SOURCE RECORDS:

----

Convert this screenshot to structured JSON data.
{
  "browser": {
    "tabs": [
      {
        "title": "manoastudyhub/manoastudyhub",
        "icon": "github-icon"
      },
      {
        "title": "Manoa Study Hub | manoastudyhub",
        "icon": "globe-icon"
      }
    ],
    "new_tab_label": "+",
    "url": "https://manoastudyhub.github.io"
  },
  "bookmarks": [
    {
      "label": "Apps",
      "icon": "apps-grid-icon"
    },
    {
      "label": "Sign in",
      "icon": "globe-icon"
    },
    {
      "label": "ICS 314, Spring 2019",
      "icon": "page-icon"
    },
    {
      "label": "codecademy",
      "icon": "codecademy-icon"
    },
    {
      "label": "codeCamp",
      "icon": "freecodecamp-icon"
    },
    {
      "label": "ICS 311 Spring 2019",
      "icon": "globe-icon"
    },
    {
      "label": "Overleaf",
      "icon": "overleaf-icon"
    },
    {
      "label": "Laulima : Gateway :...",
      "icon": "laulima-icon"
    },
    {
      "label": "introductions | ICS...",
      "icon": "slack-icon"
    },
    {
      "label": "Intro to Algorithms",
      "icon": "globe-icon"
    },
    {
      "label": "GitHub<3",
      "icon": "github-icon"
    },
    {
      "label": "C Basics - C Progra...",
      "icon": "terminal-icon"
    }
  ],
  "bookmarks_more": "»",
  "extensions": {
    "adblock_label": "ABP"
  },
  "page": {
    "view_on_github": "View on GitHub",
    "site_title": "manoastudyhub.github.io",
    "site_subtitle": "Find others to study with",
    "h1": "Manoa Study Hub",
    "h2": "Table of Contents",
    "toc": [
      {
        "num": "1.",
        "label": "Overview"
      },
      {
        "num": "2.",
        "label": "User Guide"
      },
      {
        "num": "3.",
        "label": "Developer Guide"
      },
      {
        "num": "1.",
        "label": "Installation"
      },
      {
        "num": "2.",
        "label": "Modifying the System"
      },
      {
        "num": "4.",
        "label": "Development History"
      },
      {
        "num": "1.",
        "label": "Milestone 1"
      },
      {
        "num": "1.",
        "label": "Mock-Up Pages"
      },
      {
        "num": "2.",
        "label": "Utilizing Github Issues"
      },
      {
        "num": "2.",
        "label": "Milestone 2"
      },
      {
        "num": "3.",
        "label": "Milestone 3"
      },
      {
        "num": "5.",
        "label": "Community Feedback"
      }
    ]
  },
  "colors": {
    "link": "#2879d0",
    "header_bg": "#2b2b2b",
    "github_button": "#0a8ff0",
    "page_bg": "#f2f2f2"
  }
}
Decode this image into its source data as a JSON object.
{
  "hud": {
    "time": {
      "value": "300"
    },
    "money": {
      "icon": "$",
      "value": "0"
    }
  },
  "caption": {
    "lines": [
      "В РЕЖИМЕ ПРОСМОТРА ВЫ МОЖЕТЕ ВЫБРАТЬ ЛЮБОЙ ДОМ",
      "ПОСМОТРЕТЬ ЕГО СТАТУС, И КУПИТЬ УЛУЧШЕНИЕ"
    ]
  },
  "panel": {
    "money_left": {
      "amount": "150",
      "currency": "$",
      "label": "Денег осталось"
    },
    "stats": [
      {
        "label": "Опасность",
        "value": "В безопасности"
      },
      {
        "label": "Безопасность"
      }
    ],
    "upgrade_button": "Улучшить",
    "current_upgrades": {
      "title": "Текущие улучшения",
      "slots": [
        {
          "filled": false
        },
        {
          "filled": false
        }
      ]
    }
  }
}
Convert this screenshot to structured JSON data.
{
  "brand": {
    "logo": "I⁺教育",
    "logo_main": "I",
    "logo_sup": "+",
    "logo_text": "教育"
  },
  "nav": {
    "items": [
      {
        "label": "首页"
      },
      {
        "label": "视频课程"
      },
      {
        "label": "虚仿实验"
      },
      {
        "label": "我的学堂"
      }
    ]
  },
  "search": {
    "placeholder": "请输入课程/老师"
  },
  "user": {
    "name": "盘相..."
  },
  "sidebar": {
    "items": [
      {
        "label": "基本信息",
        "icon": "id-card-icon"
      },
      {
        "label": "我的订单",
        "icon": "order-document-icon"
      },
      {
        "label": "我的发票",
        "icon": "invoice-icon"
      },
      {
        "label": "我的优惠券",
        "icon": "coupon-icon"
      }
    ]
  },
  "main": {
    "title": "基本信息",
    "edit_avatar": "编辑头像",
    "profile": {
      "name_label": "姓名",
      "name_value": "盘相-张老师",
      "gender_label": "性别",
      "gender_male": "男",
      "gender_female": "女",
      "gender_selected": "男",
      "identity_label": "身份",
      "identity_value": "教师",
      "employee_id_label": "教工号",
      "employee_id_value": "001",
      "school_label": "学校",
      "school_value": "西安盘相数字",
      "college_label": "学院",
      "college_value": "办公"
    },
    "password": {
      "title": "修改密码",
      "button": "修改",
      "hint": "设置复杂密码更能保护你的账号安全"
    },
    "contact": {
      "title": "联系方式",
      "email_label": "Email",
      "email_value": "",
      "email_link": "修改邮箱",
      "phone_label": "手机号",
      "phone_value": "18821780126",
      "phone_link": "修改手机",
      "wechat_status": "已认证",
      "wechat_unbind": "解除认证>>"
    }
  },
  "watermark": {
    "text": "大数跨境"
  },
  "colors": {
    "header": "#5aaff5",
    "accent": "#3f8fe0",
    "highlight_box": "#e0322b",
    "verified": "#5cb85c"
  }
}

----

Transcribe every entry verbatim.

CORRECT ANSWER:
Convert this screenshot to structured JSON data.
{
  "browser": {
    "tabs": [
      {
        "title": "manoastudyhub/manoastudyhub",
        "icon": "github-icon"
      },
      {
        "title": "Manoa Study Hub | manoastudyhub",
        "icon": "globe-icon"
      }
    ],
    "new_tab_label": "+",
    "url": "https://manoastudyhub.github.io"
  },
  "bookmarks": [
    {
      "label": "Apps",
      "icon": "apps-grid-icon"
    },
    {
      "label": "Sign in",
      "icon": "globe-icon"
    },
    {
      "label": "ICS 314, Spring 2019",
      "icon": "page-icon"
    },
    {
      "label": "codecademy",
      "icon": "codecademy-icon"
    },
    {
      "label": "codeCamp",
      "icon": "freecodecamp-icon"
    },
    {
      "label": "ICS 311 Spring 2019",
      "icon": "globe-icon"
    },
    {
      "label": "Overleaf",
      "icon": "overleaf-icon"
    },
    {
      "label": "Laulima : Gateway :...",
      "icon": "laulima-icon"
    },
    {
      "label": "introductions | ICS...",
      "icon": "slack-icon"
    },
    {
      "label": "Intro to Algorithms",
      "icon": "globe-icon"
    },
    {
      "label": "GitHub<3",
      "icon": "github-icon"
    },
    {
      "label": "C Basics - C Progra...",
      "icon": "terminal-icon"
    }
  ],
  "bookmarks_more": "»",
  "extensions": {
    "adblock_label": "ABP"
  },
  "page": {
    "view_on_github": "View on GitHub",
    "site_title": "manoastudyhub.github.io",
    "site_subtitle": "Find others to study with",
    "h1": "Manoa Study Hub",
    "h2": "Table of Contents",
    "toc": [
      {
        "num": "1.",
        "label": "Overview"
      },
      {
        "num": "2.",
        "label": "User Guide"
      },
      {
        "num": "3.",
        "label": "Developer Guide"
      },
      {
        "num": "1.",
        "label": "Installation"
      },
      {
        "num": "2.",
        "label": "Modifying the System"
      },
      {
        "num": "4.",
        "label": "Development History"
      },
      {
        "num": "1.",
        "label": "Milestone 1"
      },
      {
        "num": "1.",
        "label": "Mock-Up Pages"
      },
      {
        "num": "2.",
        "label": "Utilizing Github Issues"
      },
      {
        "num": "2.",
        "label": "Milestone 2"
      },
      {
        "num": "3.",
        "label": "Milestone 3"
      },
      {
        "num": "5.",
        "label": "Community Feedback"
      }
    ]
  },
  "colors": {
    "link": "#2879d0",
    "header_bg": "#2b2b2b",
    "github_button": "#0a8ff0",
    "page_bg": "#f2f2f2"
  }
}
Decode this image into its source data as a JSON object.
{
  "hud": {
    "time": {
      "value": "300"
    },
    "money": {
      "icon": "$",
      "value": "0"
    }
  },
  "caption": {
    "lines": [
      "В РЕЖИМЕ ПРОСМОТРА ВЫ МОЖЕТЕ ВЫБРАТЬ ЛЮБОЙ ДОМ",
      "ПОСМОТРЕТЬ ЕГО СТАТУС, И КУПИТЬ УЛУЧШЕНИЕ"
    ]
  },
  "panel": {
    "money_left": {
      "amount": "150",
      "currency": "$",
      "label": "Денег осталось"
    },
    "stats": [
      {
        "label": "Опасность",
        "value": "В безопасности"
      },
      {
        "label": "Безопасность"
      }
    ],
    "upgrade_button": "Улучшить",
    "current_upgrades": {
      "title": "Текущие улучшения",
      "slots": [
        {
          "filled": false
        },
        {
          "filled": false
        }
      ]
    }
  }
}
Convert this screenshot to structured JSON data.
{
  "brand": {
    "logo": "I⁺教育",
    "logo_main": "I",
    "logo_sup": "+",
    "logo_text": "教育"
  },
  "nav": {
    "items": [
      {
        "label": "首页"
      },
      {
        "label": "视频课程"
      },
      {
        "label": "虚仿实验"
      },
      {
        "label": "我的学堂"
      }
    ]
  },
  "search": {
    "placeholder": "请输入课程/老师"
  },
  "user": {
    "name": "盘相..."
  },
  "sidebar": {
    "items": [
      {
        "label": "基本信息",
        "icon": "id-card-icon"
      },
      {
        "label": "我的订单",
        "icon": "order-document-icon"
      },
      {
        "label": "我的发票",
        "icon": "invoice-icon"
      },
      {
        "label": "我的优惠券",
        "icon": "coupon-icon"
      }
    ]
  },
  "main": {
    "title": "基本信息",
    "edit_avatar": "编辑头像",
    "profile": {
      "name_label": "姓名",
      "name_value": "盘相-张老师",
      "gender_label": "性别",
      "gender_male": "男",
      "gender_female": "女",
      "gender_selected": "男",
      "identity_label": "身份",
      "identity_value": "教师",
      "employee_id_label": "教工号",
      "employee_id_value": "001",
      "school_label": "学校",
      "school_value": "西安盘相数字",
      "college_label": "学院",
      "college_value": "办公"
    },
    "password": {
      "title": "修改密码",
      "button": "修改",
      "hint": "设置复杂密码更能保护你的账号安全"
    },
    "contact": {
      "title": "联系方式",
      "email_label": "Email",
      "email_value": "",
      "email_link": "修改邮箱",
      "phone_label": "手机号",
      "phone_value": "18821780126",
      "phone_link": "修改手机",
      "wechat_status": "已认证",
      "wechat_unbind": "解除认证>>"
    }
  },
  "watermark": {
    "text": "大数跨境"
  },
  "colors": {
    "header": "#5aaff5",
    "accent": "#3f8fe0",
    "highlight_box": "#e0322b",
    "verified": "#5cb85c"
  }
}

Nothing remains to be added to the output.